▶ [Job]
Write the material out again exactly as it stands.

▶ [Stored records]
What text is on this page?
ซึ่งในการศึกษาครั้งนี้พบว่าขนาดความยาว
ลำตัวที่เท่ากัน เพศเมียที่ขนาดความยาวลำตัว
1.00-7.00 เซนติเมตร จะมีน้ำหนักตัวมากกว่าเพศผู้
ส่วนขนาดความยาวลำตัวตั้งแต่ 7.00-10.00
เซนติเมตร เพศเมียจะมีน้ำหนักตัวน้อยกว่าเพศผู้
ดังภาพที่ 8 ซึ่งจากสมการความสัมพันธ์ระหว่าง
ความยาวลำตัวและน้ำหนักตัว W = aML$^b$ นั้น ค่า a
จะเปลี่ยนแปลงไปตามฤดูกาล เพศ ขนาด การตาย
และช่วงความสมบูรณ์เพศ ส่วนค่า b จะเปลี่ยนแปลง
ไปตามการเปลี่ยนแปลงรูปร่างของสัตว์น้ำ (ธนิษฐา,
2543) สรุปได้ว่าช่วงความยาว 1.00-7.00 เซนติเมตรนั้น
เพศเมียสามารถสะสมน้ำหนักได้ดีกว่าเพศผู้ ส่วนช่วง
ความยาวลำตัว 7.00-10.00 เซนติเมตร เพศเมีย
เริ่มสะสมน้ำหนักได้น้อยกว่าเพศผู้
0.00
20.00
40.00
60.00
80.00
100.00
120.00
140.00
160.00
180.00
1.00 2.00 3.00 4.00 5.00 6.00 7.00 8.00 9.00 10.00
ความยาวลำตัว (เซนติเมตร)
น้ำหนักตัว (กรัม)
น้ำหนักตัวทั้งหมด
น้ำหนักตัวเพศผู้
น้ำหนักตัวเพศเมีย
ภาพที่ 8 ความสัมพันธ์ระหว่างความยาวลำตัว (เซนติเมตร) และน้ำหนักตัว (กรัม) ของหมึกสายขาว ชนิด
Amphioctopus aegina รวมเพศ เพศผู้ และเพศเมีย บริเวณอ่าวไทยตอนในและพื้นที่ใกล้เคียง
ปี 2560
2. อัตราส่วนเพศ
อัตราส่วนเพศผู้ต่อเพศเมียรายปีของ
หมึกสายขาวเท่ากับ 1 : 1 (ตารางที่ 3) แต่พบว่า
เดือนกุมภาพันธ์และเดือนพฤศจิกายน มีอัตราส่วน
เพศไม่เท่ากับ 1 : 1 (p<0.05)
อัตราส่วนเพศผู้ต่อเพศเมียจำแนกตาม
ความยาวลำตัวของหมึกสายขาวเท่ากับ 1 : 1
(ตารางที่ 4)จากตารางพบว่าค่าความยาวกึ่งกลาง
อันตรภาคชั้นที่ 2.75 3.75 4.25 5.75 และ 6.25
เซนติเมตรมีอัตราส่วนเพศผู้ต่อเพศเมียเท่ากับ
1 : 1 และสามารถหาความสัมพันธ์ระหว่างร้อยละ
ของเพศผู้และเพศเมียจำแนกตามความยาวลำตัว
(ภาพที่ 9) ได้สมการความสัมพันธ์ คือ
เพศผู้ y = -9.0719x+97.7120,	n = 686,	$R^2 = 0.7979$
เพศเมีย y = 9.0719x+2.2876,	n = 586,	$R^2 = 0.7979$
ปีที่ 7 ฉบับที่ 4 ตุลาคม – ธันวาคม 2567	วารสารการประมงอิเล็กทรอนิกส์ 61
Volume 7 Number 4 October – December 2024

▶ [Answer to the exercise]
What text is on this page?
ซึ่งในการศึกษาครั้งนี้พบว่าขนาดความยาว
ลำตัวที่เท่ากัน เพศเมียที่ขนาดความยาวลำตัว
1.00-7.00 เซนติเมตร จะมีน้ำหนักตัวมากกว่าเพศผู้
ส่วนขนาดความยาวลำตัวตั้งแต่ 7.00-10.00
เซนติเมตร เพศเมียจะมีน้ำหนักตัวน้อยกว่าเพศผู้
ดังภาพที่ 8 ซึ่งจากสมการความสัมพันธ์ระหว่าง
ความยาวลำตัวและน้ำหนักตัว W = aML$^b$ นั้น ค่า a
จะเปลี่ยนแปลงไปตามฤดูกาล เพศ ขนาด การตาย
และช่วงความสมบูรณ์เพศ ส่วนค่า b จะเปลี่ยนแปลง
ไปตามการเปลี่ยนแปลงรูปร่างของสัตว์น้ำ (ธนิษฐา,
2543) สรุปได้ว่าช่วงความยาว 1.00-7.00 เซนติเมตรนั้น
เพศเมียสามารถสะสมน้ำหนักได้ดีกว่าเพศผู้ ส่วนช่วง
ความยาวลำตัว 7.00-10.00 เซนติเมตร เพศเมีย
เริ่มสะสมน้ำหนักได้น้อยกว่าเพศผู้
0.00
20.00
40.00
60.00
80.00
100.00
120.00
140.00
160.00
180.00
1.00 2.00 3.00 4.00 5.00 6.00 7.00 8.00 9.00 10.00
ความยาวลำตัว (เซนติเมตร)
น้ำหนักตัว (กรัม)
น้ำหนักตัวทั้งหมด
น้ำหนักตัวเพศผู้
น้ำหนักตัวเพศเมีย
ภาพที่ 8 ความสัมพันธ์ระหว่างความยาวลำตัว (เซนติเมตร) และน้ำหนักตัว (กรัม) ของหมึกสายขาว ชนิด
Amphioctopus aegina รวมเพศ เพศผู้ และเพศเมีย บริเวณอ่าวไทยตอนในและพื้นที่ใกล้เคียง
ปี 2560
2. อัตราส่วนเพศ
อัตราส่วนเพศผู้ต่อเพศเมียรายปีของ
หมึกสายขาวเท่ากับ 1 : 1 (ตารางที่ 3) แต่พบว่า
เดือนกุมภาพันธ์และเดือนพฤศจิกายน มีอัตราส่วน
เพศไม่เท่ากับ 1 : 1 (p<0.05)
อัตราส่วนเพศผู้ต่อเพศเมียจำแนกตาม
ความยาวลำตัวของหมึกสายขาวเท่ากับ 1 : 1
(ตารางที่ 4)จากตารางพบว่าค่าความยาวกึ่งกลาง
อันตรภาคชั้นที่ 2.75 3.75 4.25 5.75 และ 6.25
เซนติเมตรมีอัตราส่วนเพศผู้ต่อเพศเมียเท่ากับ
1 : 1 และสามารถหาความสัมพันธ์ระหว่างร้อยละ
ของเพศผู้และเพศเมียจำแนกตามความยาวลำตัว
(ภาพที่ 9) ได้สมการความสัมพันธ์ คือ
เพศผู้ y = -9.0719x+97.7120,	n = 686,	$R^2 = 0.7979$
เพศเมีย y = 9.0719x+2.2876,	n = 586,	$R^2 = 0.7979$
ปีที่ 7 ฉบับที่ 4 ตุลาคม – ธันวาคม 2567	วารสารการประมงอิเล็กทรอนิกส์ 61
Volume 7 Number 4 October – December 2024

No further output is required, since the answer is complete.